**Objective**
From the material below, pick out every line that contains the string "currently" and copy each such line in full.

**Provided data**
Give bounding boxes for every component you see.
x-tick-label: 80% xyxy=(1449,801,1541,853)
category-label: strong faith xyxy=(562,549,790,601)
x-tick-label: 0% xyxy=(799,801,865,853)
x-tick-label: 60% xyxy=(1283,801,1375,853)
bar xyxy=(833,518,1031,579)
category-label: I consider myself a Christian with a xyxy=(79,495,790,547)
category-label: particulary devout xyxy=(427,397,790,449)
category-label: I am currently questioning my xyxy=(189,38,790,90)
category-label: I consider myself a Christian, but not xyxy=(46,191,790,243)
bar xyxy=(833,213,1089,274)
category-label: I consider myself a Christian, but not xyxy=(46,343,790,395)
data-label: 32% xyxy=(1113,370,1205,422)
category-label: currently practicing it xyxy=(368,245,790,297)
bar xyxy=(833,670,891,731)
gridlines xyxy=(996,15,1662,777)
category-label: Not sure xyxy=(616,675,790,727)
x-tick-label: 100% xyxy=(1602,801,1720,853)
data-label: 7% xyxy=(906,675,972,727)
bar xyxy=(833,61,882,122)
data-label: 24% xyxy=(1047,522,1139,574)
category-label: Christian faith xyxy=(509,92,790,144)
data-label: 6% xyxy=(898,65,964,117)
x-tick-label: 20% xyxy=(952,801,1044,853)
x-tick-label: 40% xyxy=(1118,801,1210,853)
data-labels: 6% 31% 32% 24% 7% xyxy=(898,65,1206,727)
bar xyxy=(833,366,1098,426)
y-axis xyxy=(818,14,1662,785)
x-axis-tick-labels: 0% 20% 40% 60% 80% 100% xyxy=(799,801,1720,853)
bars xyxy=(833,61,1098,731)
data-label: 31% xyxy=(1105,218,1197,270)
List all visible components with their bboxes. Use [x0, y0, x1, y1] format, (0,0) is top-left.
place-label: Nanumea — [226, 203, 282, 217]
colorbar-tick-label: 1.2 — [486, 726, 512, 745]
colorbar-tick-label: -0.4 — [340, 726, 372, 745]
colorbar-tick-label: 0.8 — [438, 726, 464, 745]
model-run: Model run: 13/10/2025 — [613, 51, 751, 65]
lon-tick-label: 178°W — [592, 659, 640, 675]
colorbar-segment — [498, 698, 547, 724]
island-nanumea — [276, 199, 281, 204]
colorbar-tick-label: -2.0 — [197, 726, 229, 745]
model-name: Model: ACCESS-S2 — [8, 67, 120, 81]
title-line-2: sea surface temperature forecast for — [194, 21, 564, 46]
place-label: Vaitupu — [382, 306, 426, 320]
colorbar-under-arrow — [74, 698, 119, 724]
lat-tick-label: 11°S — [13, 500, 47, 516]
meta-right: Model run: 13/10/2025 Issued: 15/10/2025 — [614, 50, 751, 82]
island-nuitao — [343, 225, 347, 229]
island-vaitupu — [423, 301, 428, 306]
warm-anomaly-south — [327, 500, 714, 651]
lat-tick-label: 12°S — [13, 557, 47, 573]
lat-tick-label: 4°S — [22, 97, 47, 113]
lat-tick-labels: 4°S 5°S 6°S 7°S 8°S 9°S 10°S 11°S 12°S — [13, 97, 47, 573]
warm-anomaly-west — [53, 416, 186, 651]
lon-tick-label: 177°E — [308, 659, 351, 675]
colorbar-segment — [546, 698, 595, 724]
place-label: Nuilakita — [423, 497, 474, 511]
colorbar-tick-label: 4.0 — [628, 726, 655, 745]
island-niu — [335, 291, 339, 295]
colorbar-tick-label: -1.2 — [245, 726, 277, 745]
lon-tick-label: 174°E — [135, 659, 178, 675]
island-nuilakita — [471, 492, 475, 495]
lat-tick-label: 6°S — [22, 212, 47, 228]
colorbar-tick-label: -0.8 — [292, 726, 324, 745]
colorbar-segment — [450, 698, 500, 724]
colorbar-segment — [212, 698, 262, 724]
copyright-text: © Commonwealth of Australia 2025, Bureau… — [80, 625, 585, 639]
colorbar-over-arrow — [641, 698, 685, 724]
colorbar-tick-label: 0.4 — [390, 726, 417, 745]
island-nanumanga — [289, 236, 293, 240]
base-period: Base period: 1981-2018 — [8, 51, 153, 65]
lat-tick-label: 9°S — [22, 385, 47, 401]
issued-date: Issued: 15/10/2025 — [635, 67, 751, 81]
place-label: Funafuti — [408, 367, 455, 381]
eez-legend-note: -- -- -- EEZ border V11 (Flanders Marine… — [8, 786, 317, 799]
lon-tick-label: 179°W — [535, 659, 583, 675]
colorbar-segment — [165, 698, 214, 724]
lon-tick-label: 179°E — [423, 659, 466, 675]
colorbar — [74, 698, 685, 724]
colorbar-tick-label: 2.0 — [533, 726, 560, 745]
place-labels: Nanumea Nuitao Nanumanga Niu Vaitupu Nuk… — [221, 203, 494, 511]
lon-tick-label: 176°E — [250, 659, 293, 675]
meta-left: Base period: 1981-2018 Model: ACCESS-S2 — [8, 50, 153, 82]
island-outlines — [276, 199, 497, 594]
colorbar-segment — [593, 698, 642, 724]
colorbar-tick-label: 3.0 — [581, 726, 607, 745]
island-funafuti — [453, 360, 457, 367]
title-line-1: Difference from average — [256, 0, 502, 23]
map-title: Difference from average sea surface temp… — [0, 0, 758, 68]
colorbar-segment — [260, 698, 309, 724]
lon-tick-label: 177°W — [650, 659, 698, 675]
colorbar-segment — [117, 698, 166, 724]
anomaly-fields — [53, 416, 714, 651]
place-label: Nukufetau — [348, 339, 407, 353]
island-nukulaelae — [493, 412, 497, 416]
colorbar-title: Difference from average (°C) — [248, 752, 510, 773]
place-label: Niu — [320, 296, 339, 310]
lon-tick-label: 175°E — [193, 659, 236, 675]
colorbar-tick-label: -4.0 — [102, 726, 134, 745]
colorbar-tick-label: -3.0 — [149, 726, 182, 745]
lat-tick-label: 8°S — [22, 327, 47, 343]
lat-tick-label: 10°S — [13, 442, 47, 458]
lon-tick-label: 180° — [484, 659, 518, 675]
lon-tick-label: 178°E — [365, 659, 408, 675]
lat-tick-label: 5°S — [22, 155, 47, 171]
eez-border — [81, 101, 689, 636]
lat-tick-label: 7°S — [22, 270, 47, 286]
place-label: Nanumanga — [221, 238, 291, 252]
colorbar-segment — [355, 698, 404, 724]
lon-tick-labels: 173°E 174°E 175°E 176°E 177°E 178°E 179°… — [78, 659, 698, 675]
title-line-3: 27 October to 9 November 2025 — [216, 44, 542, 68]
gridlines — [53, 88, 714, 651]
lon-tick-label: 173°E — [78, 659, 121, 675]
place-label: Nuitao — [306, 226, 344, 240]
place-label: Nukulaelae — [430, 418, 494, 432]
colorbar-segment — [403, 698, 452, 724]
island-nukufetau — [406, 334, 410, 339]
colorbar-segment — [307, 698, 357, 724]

**Full solution**
category-label: I am currently questioning my xyxy=(189,38,790,90)
category-label: currently practicing it xyxy=(368,245,790,297)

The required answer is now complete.